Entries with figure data
────────────────────────────────────────

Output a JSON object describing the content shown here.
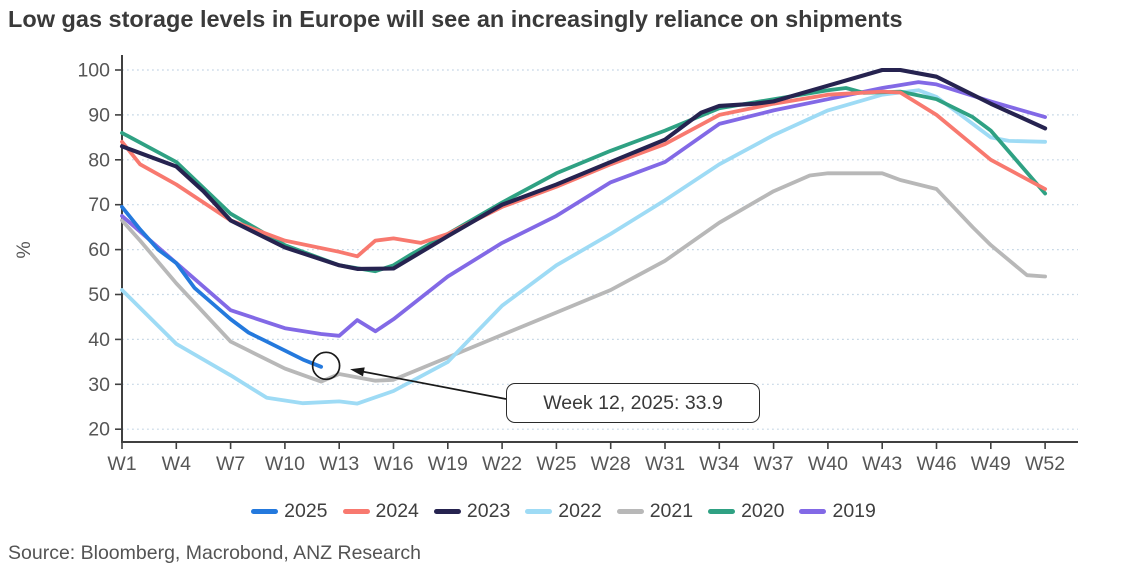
{
  "title": "Low gas storage levels in Europe will see an increasingly reliance on shipments",
  "source": "Source: Bloomberg, Macrobond, ANZ Research",
  "colors": {
    "axis": "#404040",
    "gridline": "#c7d8e6",
    "tick_label": "#565656",
    "annotation": "#1a1a1a"
  },
  "chart_data": {
    "type": "line",
    "title": "Low gas storage levels in Europe will see an increasingly reliance on shipments",
    "xlabel": "",
    "ylabel": "%",
    "ylim": [
      20,
      100
    ],
    "y_ticks": [
      20,
      30,
      40,
      50,
      60,
      70,
      80,
      90,
      100
    ],
    "x_tick_labels": [
      "W1",
      "W4",
      "W7",
      "W10",
      "W13",
      "W16",
      "W19",
      "W22",
      "W25",
      "W28",
      "W31",
      "W34",
      "W37",
      "W40",
      "W43",
      "W46",
      "W49",
      "W52"
    ],
    "x_tick_weeks": [
      1,
      4,
      7,
      10,
      13,
      16,
      19,
      22,
      25,
      28,
      31,
      34,
      37,
      40,
      43,
      46,
      49,
      52
    ],
    "grid": "horizontal dotted",
    "legend_position": "bottom",
    "annotation": {
      "text": "Week 12, 2025: 33.9",
      "week": 12,
      "value": 33.9,
      "series": "2025"
    },
    "series": [
      {
        "name": "2025",
        "color": "#2479dd",
        "points": [
          [
            1,
            69.5
          ],
          [
            2,
            64.5
          ],
          [
            3,
            60
          ],
          [
            4,
            57
          ],
          [
            5,
            51.5
          ],
          [
            6,
            48
          ],
          [
            7,
            44.5
          ],
          [
            8,
            41.5
          ],
          [
            9,
            39.5
          ],
          [
            10,
            37.5
          ],
          [
            11,
            35.5
          ],
          [
            12,
            33.9
          ]
        ]
      },
      {
        "name": "2024",
        "color": "#f8796f",
        "points": [
          [
            1,
            84
          ],
          [
            2,
            79
          ],
          [
            4,
            74.5
          ],
          [
            7,
            66.5
          ],
          [
            10,
            62
          ],
          [
            13,
            59.5
          ],
          [
            14,
            58.5
          ],
          [
            15,
            62
          ],
          [
            16,
            62.5
          ],
          [
            17.5,
            61.5
          ],
          [
            19,
            63.5
          ],
          [
            22,
            69.5
          ],
          [
            25,
            74
          ],
          [
            28,
            79
          ],
          [
            31,
            83.5
          ],
          [
            34,
            90
          ],
          [
            37,
            92.5
          ],
          [
            40,
            94.5
          ],
          [
            43,
            95.2
          ],
          [
            44,
            95
          ],
          [
            46,
            90
          ],
          [
            49,
            80
          ],
          [
            52,
            73.5
          ]
        ]
      },
      {
        "name": "2023",
        "color": "#262350",
        "points": [
          [
            1,
            83
          ],
          [
            2,
            81.5
          ],
          [
            4,
            78.5
          ],
          [
            5.5,
            73
          ],
          [
            7,
            66.5
          ],
          [
            10,
            60.5
          ],
          [
            13,
            56.5
          ],
          [
            14,
            55.7
          ],
          [
            16,
            55.8
          ],
          [
            19,
            63
          ],
          [
            22,
            70
          ],
          [
            25,
            74.5
          ],
          [
            28,
            79.5
          ],
          [
            31,
            84.5
          ],
          [
            33,
            90.5
          ],
          [
            34,
            92
          ],
          [
            36,
            92.5
          ],
          [
            37,
            93
          ],
          [
            40,
            96.5
          ],
          [
            43,
            100
          ],
          [
            44,
            100
          ],
          [
            46,
            98.5
          ],
          [
            49,
            92.5
          ],
          [
            52,
            87
          ]
        ]
      },
      {
        "name": "2022",
        "color": "#9edbf5",
        "points": [
          [
            1,
            51
          ],
          [
            4,
            39
          ],
          [
            7,
            32
          ],
          [
            9,
            27
          ],
          [
            11,
            25.8
          ],
          [
            13,
            26.2
          ],
          [
            14,
            25.7
          ],
          [
            16,
            28.5
          ],
          [
            19,
            35
          ],
          [
            22,
            47.5
          ],
          [
            25,
            56.5
          ],
          [
            28,
            63.5
          ],
          [
            31,
            71
          ],
          [
            34,
            79
          ],
          [
            37,
            85.5
          ],
          [
            40,
            91
          ],
          [
            43,
            94.5
          ],
          [
            45,
            95.5
          ],
          [
            46,
            94
          ],
          [
            48,
            88
          ],
          [
            49,
            85
          ],
          [
            50,
            84.2
          ],
          [
            52,
            84
          ]
        ]
      },
      {
        "name": "2021",
        "color": "#b8b8b8",
        "points": [
          [
            1,
            66.5
          ],
          [
            2,
            62
          ],
          [
            4,
            52.5
          ],
          [
            7,
            39.5
          ],
          [
            8,
            37.5
          ],
          [
            10,
            33.5
          ],
          [
            12,
            30.6
          ],
          [
            13,
            32.3
          ],
          [
            15,
            30.8
          ],
          [
            16,
            31
          ],
          [
            19,
            36
          ],
          [
            22,
            41
          ],
          [
            25,
            46
          ],
          [
            28,
            51
          ],
          [
            31,
            57.5
          ],
          [
            34,
            66
          ],
          [
            37,
            73
          ],
          [
            39,
            76.5
          ],
          [
            40,
            77
          ],
          [
            43,
            77
          ],
          [
            44,
            75.5
          ],
          [
            46,
            73.5
          ],
          [
            48,
            65
          ],
          [
            49,
            61
          ],
          [
            51,
            54.3
          ],
          [
            52,
            54
          ]
        ]
      },
      {
        "name": "2020",
        "color": "#2fa183",
        "points": [
          [
            1,
            86
          ],
          [
            4,
            79.5
          ],
          [
            7,
            68
          ],
          [
            10,
            61
          ],
          [
            13,
            56.5
          ],
          [
            15,
            55.2
          ],
          [
            16,
            56.5
          ],
          [
            17,
            59
          ],
          [
            19,
            63.5
          ],
          [
            22,
            70.5
          ],
          [
            25,
            77
          ],
          [
            28,
            82
          ],
          [
            31,
            86.5
          ],
          [
            34,
            91.5
          ],
          [
            37,
            93.5
          ],
          [
            40,
            95.5
          ],
          [
            41,
            96
          ],
          [
            42,
            94.9
          ],
          [
            44,
            95.2
          ],
          [
            46,
            93.5
          ],
          [
            48,
            89.5
          ],
          [
            49,
            86.5
          ],
          [
            52,
            72.5
          ]
        ]
      },
      {
        "name": "2019",
        "color": "#8269e6",
        "points": [
          [
            1,
            67.5
          ],
          [
            4,
            57
          ],
          [
            7,
            46.5
          ],
          [
            10,
            42.5
          ],
          [
            12,
            41.2
          ],
          [
            13,
            40.8
          ],
          [
            14,
            44.3
          ],
          [
            15,
            41.8
          ],
          [
            16,
            44.5
          ],
          [
            19,
            54
          ],
          [
            22,
            61.5
          ],
          [
            25,
            67.5
          ],
          [
            28,
            75
          ],
          [
            31,
            79.5
          ],
          [
            34,
            88
          ],
          [
            37,
            91
          ],
          [
            40,
            93.5
          ],
          [
            43,
            96
          ],
          [
            45,
            97.3
          ],
          [
            46,
            96.8
          ],
          [
            49,
            93
          ],
          [
            52,
            89.5
          ]
        ]
      }
    ]
  }
}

────────────────────────────────────────

* [What to do] Report how many lines in the data contain the word "shipments", with no words besides the number.

* [Output] 2